— start of ENTRIES —

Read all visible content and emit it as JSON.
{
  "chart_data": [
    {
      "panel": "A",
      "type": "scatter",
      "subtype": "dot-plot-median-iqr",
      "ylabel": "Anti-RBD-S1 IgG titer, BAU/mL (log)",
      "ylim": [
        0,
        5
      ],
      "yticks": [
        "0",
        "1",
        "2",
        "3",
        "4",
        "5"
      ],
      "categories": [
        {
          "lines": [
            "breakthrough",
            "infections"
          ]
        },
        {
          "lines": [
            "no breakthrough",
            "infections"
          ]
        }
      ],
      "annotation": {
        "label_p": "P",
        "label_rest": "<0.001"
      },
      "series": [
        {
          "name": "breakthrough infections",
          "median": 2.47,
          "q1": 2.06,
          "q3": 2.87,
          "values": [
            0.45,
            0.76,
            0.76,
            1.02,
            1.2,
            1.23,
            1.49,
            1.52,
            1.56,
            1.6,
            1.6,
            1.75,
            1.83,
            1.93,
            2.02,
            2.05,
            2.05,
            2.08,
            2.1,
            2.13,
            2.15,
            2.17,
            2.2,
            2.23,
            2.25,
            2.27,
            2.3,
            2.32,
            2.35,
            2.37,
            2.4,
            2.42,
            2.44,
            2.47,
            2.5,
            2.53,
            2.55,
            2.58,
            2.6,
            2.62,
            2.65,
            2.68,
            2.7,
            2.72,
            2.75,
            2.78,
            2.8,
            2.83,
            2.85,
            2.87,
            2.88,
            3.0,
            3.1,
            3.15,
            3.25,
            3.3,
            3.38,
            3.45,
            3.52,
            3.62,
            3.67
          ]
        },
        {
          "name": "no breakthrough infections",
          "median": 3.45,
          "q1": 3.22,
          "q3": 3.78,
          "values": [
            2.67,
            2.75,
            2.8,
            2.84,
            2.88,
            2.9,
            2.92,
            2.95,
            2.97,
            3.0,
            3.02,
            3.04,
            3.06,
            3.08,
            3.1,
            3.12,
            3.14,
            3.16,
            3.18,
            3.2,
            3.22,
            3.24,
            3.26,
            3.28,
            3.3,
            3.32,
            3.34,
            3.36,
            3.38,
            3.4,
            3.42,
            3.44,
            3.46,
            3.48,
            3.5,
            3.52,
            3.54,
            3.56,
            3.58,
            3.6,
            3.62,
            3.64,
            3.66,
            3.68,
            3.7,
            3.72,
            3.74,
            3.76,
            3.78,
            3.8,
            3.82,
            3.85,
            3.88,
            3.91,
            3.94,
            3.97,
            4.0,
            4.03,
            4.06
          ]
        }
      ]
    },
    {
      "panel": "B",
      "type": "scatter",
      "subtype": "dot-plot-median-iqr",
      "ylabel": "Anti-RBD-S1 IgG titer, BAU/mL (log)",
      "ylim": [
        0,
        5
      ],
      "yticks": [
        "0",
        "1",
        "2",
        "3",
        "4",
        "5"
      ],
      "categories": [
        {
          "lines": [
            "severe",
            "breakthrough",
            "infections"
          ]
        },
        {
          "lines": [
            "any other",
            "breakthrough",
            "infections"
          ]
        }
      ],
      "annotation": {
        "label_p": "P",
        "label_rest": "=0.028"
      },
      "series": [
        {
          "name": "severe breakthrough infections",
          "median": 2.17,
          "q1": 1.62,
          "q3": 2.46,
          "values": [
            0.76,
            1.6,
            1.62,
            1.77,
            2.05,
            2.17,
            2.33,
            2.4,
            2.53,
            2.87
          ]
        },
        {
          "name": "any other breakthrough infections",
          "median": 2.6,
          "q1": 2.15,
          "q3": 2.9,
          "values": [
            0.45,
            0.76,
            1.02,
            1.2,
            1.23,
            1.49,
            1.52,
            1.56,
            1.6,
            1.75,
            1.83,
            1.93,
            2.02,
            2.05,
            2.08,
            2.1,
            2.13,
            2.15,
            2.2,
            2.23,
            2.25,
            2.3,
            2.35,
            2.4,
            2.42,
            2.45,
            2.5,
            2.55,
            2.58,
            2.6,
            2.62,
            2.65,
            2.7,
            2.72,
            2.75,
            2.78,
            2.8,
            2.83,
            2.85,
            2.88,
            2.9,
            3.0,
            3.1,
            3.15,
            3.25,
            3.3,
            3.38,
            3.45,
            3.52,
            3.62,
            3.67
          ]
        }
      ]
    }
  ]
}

— end of ENTRIES —

DO THIS:
Find each line holding the word "median" and copy it.

CORRECT RESPONSE:
      "subtype": "dot-plot-median-iqr",
          "median": 2.47,
          "median": 3.45,
      "subtype": "dot-plot-median-iqr",
          "median": 2.17,
          "median": 2.6,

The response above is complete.